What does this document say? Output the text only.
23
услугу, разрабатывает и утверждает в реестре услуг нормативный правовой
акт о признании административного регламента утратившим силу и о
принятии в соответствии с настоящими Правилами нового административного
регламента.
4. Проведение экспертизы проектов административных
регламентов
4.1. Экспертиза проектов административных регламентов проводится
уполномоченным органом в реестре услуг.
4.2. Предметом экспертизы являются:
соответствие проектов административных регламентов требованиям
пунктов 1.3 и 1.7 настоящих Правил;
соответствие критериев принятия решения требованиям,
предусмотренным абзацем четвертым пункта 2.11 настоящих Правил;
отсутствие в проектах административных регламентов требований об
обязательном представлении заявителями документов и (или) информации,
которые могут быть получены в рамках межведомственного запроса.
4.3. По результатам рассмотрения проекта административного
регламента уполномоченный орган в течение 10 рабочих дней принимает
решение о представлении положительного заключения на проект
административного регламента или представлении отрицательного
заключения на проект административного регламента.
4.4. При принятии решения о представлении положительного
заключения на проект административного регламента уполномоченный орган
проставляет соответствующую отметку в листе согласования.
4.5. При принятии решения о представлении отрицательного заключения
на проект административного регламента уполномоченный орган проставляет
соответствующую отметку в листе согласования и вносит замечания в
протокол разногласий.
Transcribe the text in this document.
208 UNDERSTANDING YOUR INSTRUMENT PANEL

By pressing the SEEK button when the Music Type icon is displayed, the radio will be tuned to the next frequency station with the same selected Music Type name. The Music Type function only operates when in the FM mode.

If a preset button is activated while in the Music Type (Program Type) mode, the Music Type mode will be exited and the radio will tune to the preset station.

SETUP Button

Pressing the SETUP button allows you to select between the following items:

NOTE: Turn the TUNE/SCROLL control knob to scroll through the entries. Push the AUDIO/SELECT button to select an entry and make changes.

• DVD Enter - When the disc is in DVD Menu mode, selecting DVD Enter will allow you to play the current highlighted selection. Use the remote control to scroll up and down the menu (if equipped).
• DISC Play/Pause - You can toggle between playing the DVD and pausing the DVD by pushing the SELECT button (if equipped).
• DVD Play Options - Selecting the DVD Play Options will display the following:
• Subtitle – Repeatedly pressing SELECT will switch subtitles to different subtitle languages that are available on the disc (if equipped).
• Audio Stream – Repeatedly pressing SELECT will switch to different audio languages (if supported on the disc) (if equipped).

What is needed.
Please return the data above exactly as given.

Output below.
What does this document say? Output the text only.
23
услугу, разрабатывает и утверждает в реестре услуг нормативный правовой
акт о признании административного регламента утратившим силу и о
принятии в соответствии с настоящими Правилами нового административного
регламента.
4. Проведение экспертизы проектов административных
регламентов
4.1. Экспертиза проектов административных регламентов проводится
уполномоченным органом в реестре услуг.
4.2. Предметом экспертизы являются:
соответствие проектов административных регламентов требованиям
пунктов 1.3 и 1.7 настоящих Правил;
соответствие критериев принятия решения требованиям,
предусмотренным абзацем четвертым пункта 2.11 настоящих Правил;
отсутствие в проектах административных регламентов требований об
обязательном представлении заявителями документов и (или) информации,
которые могут быть получены в рамках межведомственного запроса.
4.3. По результатам рассмотрения проекта административного
регламента уполномоченный орган в течение 10 рабочих дней принимает
решение о представлении положительного заключения на проект
административного регламента или представлении отрицательного
заключения на проект административного регламента.
4.4. При принятии решения о представлении положительного
заключения на проект административного регламента уполномоченный орган
проставляет соответствующую отметку в листе согласования.
4.5. При принятии решения о представлении отрицательного заключения
на проект административного регламента уполномоченный орган проставляет
соответствующую отметку в листе согласования и вносит замечания в
протокол разногласий.
Transcribe the text in this document.
208 UNDERSTANDING YOUR INSTRUMENT PANEL

By pressing the SEEK button when the Music Type icon is displayed, the radio will be tuned to the next frequency station with the same selected Music Type name. The Music Type function only operates when in the FM mode.

If a preset button is activated while in the Music Type (Program Type) mode, the Music Type mode will be exited and the radio will tune to the preset station.

SETUP Button

Pressing the SETUP button allows you to select between the following items:

NOTE: Turn the TUNE/SCROLL control knob to scroll through the entries. Push the AUDIO/SELECT button to select an entry and make changes.

• DVD Enter - When the disc is in DVD Menu mode, selecting DVD Enter will allow you to play the current highlighted selection. Use the remote control to scroll up and down the menu (if equipped).
• DISC Play/Pause - You can toggle between playing the DVD and pausing the DVD by pushing the SELECT button (if equipped).
• DVD Play Options - Selecting the DVD Play Options will display the following:
• Subtitle – Repeatedly pressing SELECT will switch subtitles to different subtitle languages that are available on the disc (if equipped).
• Audio Stream – Repeatedly pressing SELECT will switch to different audio languages (if supported on the disc) (if equipped).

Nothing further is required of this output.